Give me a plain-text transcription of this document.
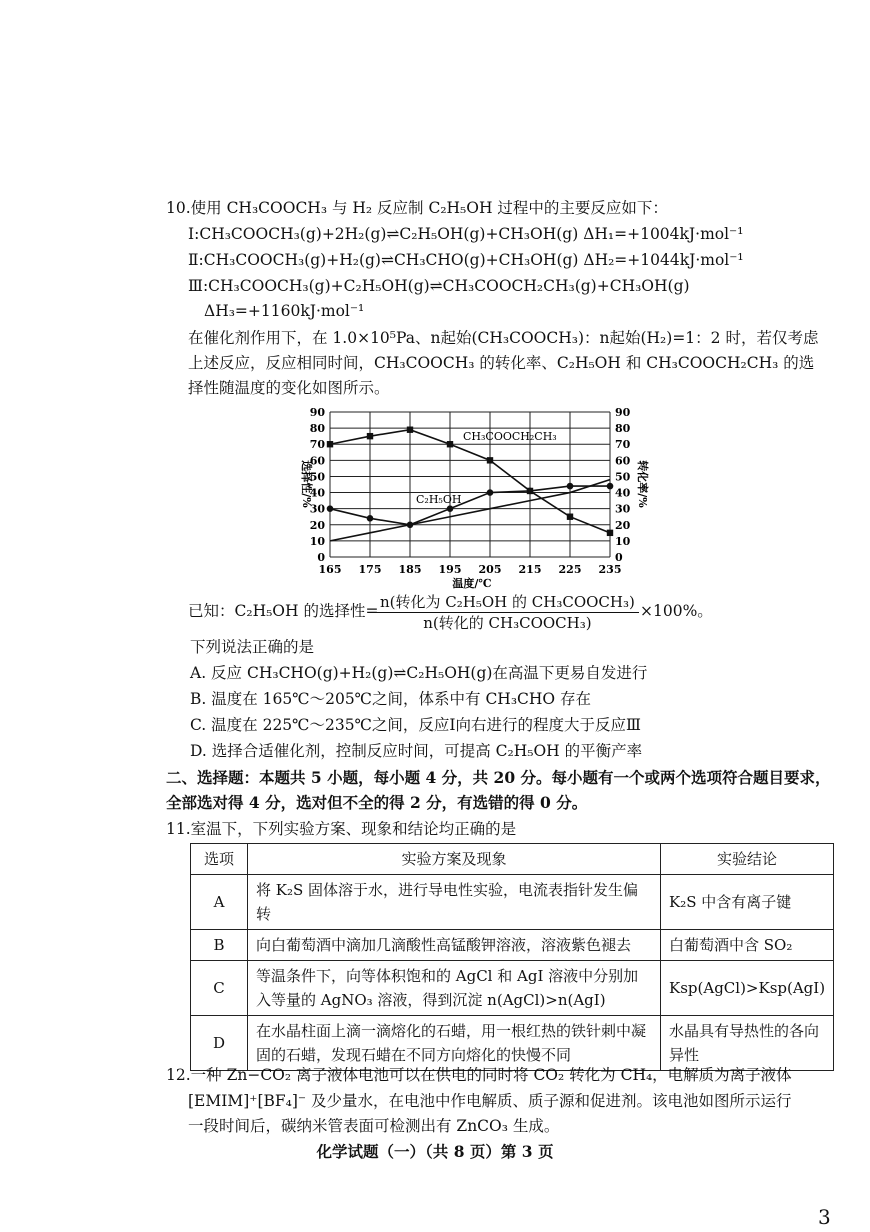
10.使用 CH₃COOCH₃ 与 H₂ 反应制 C₂H₅OH 过程中的主要反应如下：
Ⅰ:CH₃COOCH₃(g)+2H₂(g)⇌C₂H₅OH(g)+CH₃OH(g) ΔH₁=+1004kJ·mol⁻¹
Ⅱ:CH₃COOCH₃(g)+H₂(g)⇌CH₃CHO(g)+CH₃OH(g) ΔH₂=+1044kJ·mol⁻¹
Ⅲ:CH₃COOCH₃(g)+C₂H₅OH(g)⇌CH₃COOCH₂CH₃(g)+CH₃OH(g)
ΔH₃=+1160kJ·mol⁻¹
在催化剂作用下，在 1.0×10⁵Pa、n起始(CH₃COOCH₃)：n起始(H₂)=1：2 时，若仅考虑
上述反应，反应相同时间，CH₃COOCH₃ 的转化率、C₂H₅OH 和 CH₃COOCH₂CH₃ 的选
择性随温度的变化如图所示。
0	0
10	10
20	20
30	30
40	40
50	50
60	60
70	70
80	80
90	90
165 175 185 195 205 215 225 235
选择性/%	转化率/%
温度/℃
CH₃COOCH₂CH₃
C₂H₅OH
已知：C₂H₅OH 的选择性= n(转化为 C₂H₅OH 的 CH₃COOCH₃)
n(转化的 CH₃COOCH₃)
×100%。
下列说法正确的是
A. 反应 CH₃CHO(g)+H₂(g)⇌C₂H₅OH(g)在高温下更易自发进行
B. 温度在 165℃～205℃之间，体系中有 CH₃CHO 存在
C. 温度在 225℃～235℃之间，反应Ⅰ向右进行的程度大于反应Ⅲ
D. 选择合适催化剂，控制反应时间，可提高 C₂H₅OH 的平衡产率
二、选择题：本题共 5 小题，每小题 4 分，共 20 分。每小题有一个或两个选项符合题目要求，
全部选对得 4 分，选对但不全的得 2 分，有选错的得 0 分。
11.室温下，下列实验方案、现象和结论均正确的是
选项	实验方案及现象	实验结论
A	将 K₂S 固体溶于水，进行导电性实验，电流表指针发生偏转	K₂S 中含有离子键
B	向白葡萄酒中滴加几滴酸性高锰酸钾溶液，溶液紫色褪去	白葡萄酒中含 SO₂
C	等温条件下，向等体积饱和的 AgCl 和 AgI 溶液中分别加入等量的 AgNO₃ 溶液，得到沉淀 n(AgCl)>n(AgI)	Ksp(AgCl)>Ksp(AgI)
D	在水晶柱面上滴一滴熔化的石蜡，用一根红热的铁针刺中凝固的石蜡，发现石蜡在不同方向熔化的快慢不同	水晶具有导热性的各向异性
12.一种 Zn−CO₂ 离子液体电池可以在供电的同时将 CO₂ 转化为 CH₄，电解质为离子液体
[EMIM]⁺[BF₄]⁻ 及少量水，在电池中作电解质、质子源和促进剂。该电池如图所示运行
一段时间后，碳纳米管表面可检测出有 ZnCO₃ 生成。
化学试题（一）（共 8 页）第 3 页
3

=-=-=-=-=

> Directive: Reproduce each record above by retyping it exactly; omit all images.

> Solution to this task:
Give me a plain-text transcription of this document.
10.使用 CH₃COOCH₃ 与 H₂ 反应制 C₂H₅OH 过程中的主要反应如下：
Ⅰ:CH₃COOCH₃(g)+2H₂(g)⇌C₂H₅OH(g)+CH₃OH(g) ΔH₁=+1004kJ·mol⁻¹
Ⅱ:CH₃COOCH₃(g)+H₂(g)⇌CH₃CHO(g)+CH₃OH(g) ΔH₂=+1044kJ·mol⁻¹
Ⅲ:CH₃COOCH₃(g)+C₂H₅OH(g)⇌CH₃COOCH₂CH₃(g)+CH₃OH(g)
ΔH₃=+1160kJ·mol⁻¹
在催化剂作用下，在 1.0×10⁵Pa、n起始(CH₃COOCH₃)：n起始(H₂)=1：2 时，若仅考虑
上述反应，反应相同时间，CH₃COOCH₃ 的转化率、C₂H₅OH 和 CH₃COOCH₂CH₃ 的选
择性随温度的变化如图所示。
0	0
10	10
20	20
30	30
40	40
50	50
60	60
70	70
80	80
90	90
165 175 185 195 205 215 225 235
选择性/%	转化率/%
温度/℃
CH₃COOCH₂CH₃
C₂H₅OH
已知：C₂H₅OH 的选择性= n(转化为 C₂H₅OH 的 CH₃COOCH₃)
n(转化的 CH₃COOCH₃)
×100%。
下列说法正确的是
A. 反应 CH₃CHO(g)+H₂(g)⇌C₂H₅OH(g)在高温下更易自发进行
B. 温度在 165℃～205℃之间，体系中有 CH₃CHO 存在
C. 温度在 225℃～235℃之间，反应Ⅰ向右进行的程度大于反应Ⅲ
D. 选择合适催化剂，控制反应时间，可提高 C₂H₅OH 的平衡产率
二、选择题：本题共 5 小题，每小题 4 分，共 20 分。每小题有一个或两个选项符合题目要求，
全部选对得 4 分，选对但不全的得 2 分，有选错的得 0 分。
11.室温下，下列实验方案、现象和结论均正确的是
选项	实验方案及现象	实验结论
A	将 K₂S 固体溶于水，进行导电性实验，电流表指针发生偏转	K₂S 中含有离子键
B	向白葡萄酒中滴加几滴酸性高锰酸钾溶液，溶液紫色褪去	白葡萄酒中含 SO₂
C	等温条件下，向等体积饱和的 AgCl 和 AgI 溶液中分别加入等量的 AgNO₃ 溶液，得到沉淀 n(AgCl)>n(AgI)	Ksp(AgCl)>Ksp(AgI)
D	在水晶柱面上滴一滴熔化的石蜡，用一根红热的铁针刺中凝固的石蜡，发现石蜡在不同方向熔化的快慢不同	水晶具有导热性的各向异性
12.一种 Zn−CO₂ 离子液体电池可以在供电的同时将 CO₂ 转化为 CH₄，电解质为离子液体
[EMIM]⁺[BF₄]⁻ 及少量水，在电池中作电解质、质子源和促进剂。该电池如图所示运行
一段时间后，碳纳米管表面可检测出有 ZnCO₃ 生成。
化学试题（一）（共 8 页）第 3 页
3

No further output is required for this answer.